— begin EXERCISE DATA —

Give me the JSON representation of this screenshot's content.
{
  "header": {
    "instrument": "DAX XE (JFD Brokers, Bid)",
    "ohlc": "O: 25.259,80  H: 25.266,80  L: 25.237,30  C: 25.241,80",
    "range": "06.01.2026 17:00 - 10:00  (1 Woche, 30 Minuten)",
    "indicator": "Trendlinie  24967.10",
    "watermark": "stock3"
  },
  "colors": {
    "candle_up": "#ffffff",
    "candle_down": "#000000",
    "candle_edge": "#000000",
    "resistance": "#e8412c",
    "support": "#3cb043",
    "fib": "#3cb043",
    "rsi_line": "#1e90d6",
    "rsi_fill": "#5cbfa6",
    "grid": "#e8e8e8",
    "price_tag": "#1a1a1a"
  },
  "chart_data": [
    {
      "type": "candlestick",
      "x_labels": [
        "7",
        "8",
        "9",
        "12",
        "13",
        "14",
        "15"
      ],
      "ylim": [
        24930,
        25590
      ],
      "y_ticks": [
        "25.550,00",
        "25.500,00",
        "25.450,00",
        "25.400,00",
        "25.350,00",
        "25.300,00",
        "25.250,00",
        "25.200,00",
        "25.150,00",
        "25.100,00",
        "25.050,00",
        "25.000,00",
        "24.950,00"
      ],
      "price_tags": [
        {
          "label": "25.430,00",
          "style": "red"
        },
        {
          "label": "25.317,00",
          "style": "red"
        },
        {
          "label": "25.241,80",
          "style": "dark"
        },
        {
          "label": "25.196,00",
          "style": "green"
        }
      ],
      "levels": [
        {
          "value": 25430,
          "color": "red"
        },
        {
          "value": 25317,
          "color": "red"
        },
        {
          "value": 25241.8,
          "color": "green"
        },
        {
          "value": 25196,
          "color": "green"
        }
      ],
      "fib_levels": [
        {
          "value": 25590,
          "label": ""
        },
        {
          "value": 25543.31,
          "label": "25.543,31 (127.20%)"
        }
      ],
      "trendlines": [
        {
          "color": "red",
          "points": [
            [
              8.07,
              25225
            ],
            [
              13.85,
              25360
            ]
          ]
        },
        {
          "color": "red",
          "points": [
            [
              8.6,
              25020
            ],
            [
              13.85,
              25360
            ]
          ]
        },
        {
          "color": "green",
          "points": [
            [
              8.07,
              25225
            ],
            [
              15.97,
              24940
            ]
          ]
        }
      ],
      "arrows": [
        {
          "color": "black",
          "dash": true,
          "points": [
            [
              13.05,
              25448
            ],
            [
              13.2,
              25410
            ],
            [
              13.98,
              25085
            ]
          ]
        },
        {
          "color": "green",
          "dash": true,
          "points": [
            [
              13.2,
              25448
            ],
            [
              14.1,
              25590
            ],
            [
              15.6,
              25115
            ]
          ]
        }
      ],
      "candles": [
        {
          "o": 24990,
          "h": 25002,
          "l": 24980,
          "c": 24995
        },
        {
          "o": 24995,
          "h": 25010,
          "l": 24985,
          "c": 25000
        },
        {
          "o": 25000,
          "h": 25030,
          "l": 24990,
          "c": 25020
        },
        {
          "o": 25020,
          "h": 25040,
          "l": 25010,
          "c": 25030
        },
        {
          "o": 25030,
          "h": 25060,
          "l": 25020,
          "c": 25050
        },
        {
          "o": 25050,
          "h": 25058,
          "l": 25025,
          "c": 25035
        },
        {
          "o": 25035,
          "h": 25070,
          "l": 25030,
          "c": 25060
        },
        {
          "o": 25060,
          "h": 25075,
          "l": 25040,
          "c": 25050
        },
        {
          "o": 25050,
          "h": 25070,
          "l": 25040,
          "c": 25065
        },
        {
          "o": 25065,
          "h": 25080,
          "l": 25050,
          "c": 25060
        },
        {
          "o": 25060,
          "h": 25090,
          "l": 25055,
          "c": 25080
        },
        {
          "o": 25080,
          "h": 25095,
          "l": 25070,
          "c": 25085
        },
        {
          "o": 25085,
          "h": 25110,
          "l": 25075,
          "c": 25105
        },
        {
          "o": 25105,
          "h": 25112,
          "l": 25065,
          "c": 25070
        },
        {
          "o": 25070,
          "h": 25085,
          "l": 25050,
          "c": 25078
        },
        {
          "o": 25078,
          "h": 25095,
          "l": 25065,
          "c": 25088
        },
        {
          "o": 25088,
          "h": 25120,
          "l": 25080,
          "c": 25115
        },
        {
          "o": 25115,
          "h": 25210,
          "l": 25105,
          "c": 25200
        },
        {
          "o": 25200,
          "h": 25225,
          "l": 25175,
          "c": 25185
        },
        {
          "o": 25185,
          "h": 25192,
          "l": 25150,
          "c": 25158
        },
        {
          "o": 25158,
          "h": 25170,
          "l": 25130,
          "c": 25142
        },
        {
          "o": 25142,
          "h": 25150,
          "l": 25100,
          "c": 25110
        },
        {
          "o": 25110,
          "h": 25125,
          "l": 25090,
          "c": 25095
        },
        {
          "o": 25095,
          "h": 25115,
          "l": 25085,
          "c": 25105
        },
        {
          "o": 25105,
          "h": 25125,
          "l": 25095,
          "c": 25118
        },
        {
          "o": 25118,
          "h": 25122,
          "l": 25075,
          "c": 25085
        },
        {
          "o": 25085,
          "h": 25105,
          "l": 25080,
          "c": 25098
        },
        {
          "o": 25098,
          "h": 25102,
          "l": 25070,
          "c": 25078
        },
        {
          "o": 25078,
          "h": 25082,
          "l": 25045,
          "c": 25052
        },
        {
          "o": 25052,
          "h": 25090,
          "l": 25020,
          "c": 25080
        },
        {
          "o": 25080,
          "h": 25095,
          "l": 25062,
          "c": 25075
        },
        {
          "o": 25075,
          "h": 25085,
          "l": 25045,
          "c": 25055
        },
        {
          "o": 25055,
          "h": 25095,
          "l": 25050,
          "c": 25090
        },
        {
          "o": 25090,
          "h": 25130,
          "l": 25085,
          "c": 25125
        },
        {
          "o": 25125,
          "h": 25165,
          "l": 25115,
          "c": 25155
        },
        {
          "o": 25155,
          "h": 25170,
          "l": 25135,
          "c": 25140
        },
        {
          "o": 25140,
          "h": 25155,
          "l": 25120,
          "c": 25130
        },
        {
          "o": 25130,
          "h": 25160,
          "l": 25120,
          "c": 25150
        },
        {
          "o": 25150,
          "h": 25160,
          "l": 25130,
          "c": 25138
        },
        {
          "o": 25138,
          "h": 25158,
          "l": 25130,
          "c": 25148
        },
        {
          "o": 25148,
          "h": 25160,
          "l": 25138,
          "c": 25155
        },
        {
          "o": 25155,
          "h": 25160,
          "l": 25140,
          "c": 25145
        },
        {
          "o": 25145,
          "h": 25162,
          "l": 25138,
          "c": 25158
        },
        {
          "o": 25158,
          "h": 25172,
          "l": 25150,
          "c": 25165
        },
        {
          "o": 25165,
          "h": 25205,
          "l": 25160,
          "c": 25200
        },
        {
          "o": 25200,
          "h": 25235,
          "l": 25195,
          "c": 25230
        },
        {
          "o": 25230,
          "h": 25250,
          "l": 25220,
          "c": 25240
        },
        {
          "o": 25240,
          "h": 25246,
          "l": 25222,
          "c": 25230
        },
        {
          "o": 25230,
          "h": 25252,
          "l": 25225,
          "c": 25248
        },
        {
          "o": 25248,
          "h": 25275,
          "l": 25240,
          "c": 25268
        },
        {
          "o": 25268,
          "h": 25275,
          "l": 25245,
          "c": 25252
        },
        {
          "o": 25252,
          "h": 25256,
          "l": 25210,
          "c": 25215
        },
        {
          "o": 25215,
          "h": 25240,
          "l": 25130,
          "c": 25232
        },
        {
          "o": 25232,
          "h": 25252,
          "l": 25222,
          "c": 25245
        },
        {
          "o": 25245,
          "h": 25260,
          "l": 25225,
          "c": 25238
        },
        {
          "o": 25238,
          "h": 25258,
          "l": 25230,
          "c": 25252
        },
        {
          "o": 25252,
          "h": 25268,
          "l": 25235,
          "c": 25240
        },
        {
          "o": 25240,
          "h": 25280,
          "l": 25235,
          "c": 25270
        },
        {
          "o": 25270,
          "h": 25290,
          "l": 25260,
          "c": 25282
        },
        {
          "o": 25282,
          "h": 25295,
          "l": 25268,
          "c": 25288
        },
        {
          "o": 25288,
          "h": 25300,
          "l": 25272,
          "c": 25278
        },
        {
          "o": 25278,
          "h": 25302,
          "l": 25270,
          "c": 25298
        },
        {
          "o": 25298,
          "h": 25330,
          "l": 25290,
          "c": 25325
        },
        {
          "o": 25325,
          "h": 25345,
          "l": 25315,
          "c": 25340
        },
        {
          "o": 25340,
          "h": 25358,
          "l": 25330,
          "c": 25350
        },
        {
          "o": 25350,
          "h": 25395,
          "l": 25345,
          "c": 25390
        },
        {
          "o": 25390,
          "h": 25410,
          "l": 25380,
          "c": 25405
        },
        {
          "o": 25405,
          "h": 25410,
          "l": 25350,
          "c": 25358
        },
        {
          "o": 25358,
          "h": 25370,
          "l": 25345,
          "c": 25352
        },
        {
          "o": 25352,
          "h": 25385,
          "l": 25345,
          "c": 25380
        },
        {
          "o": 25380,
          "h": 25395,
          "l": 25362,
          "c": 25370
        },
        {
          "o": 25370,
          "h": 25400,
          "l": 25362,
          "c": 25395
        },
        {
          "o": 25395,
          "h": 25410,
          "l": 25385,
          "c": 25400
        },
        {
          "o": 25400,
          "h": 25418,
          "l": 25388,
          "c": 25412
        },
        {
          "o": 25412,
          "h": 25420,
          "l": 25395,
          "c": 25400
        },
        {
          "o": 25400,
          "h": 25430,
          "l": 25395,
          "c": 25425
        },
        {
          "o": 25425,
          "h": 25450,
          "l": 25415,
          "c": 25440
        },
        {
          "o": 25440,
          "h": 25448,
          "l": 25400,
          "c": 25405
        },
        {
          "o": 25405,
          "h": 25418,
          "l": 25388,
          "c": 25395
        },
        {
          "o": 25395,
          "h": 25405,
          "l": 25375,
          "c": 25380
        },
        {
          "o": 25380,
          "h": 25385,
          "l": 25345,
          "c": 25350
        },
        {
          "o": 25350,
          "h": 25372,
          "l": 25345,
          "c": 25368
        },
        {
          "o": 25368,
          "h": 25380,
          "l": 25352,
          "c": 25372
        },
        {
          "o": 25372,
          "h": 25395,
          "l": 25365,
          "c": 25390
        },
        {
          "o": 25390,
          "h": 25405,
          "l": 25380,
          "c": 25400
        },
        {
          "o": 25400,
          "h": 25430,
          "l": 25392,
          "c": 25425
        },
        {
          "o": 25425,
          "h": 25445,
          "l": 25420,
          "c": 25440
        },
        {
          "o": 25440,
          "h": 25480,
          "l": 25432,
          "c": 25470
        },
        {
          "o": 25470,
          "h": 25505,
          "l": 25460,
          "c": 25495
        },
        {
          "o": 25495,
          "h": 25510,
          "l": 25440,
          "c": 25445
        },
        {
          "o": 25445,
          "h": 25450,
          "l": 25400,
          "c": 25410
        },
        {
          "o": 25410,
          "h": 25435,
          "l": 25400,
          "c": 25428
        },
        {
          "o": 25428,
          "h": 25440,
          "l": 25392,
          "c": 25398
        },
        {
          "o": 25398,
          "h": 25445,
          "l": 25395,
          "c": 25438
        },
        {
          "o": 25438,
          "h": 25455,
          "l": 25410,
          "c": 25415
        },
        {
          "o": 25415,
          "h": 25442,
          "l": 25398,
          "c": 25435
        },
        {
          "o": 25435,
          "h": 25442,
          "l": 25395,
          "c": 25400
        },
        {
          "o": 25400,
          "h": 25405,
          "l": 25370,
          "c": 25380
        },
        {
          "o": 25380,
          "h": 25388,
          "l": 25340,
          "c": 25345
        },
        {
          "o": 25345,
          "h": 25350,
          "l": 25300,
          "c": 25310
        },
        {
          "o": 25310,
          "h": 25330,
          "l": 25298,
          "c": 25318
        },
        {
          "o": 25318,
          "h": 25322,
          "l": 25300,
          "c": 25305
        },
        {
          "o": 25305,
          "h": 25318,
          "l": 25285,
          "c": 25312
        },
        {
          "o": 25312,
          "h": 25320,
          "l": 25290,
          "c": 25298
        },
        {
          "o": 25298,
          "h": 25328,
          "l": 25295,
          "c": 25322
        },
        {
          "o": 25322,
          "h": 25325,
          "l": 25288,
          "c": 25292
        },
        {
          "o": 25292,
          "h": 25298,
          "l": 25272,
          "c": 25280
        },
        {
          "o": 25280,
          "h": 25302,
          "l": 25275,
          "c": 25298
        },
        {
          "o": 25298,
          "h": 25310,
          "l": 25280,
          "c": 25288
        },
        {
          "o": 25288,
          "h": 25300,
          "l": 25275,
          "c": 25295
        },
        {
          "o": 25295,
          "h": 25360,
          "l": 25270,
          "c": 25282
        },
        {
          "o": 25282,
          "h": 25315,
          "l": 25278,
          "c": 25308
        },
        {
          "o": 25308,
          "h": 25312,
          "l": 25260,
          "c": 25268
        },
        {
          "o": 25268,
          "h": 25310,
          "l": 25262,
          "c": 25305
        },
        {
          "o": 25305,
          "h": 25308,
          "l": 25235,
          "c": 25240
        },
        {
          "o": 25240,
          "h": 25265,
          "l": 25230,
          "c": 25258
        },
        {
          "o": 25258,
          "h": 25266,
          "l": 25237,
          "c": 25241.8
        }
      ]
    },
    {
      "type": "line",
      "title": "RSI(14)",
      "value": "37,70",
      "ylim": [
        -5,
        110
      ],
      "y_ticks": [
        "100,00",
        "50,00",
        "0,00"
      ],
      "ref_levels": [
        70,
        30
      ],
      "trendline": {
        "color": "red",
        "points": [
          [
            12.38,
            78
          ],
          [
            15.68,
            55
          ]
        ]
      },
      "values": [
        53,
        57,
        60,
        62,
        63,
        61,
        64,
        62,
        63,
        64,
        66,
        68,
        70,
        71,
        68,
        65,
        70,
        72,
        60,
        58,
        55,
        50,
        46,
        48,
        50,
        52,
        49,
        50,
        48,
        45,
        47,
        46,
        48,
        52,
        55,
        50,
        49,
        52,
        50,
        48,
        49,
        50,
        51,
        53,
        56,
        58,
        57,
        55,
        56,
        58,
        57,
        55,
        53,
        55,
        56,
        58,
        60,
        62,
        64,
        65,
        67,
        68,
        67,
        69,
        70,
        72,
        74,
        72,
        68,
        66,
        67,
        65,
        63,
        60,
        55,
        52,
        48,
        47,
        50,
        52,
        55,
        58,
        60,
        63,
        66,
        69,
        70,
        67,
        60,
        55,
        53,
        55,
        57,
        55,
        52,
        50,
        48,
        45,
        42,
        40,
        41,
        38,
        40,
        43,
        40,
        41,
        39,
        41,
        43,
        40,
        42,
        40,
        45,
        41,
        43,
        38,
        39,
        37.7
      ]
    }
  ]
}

— end EXERCISE DATA —

Copy out all lines from the material above that contain the string "style".

          "style": "red"
          "style": "red"
          "style": "dark"
          "style": "green"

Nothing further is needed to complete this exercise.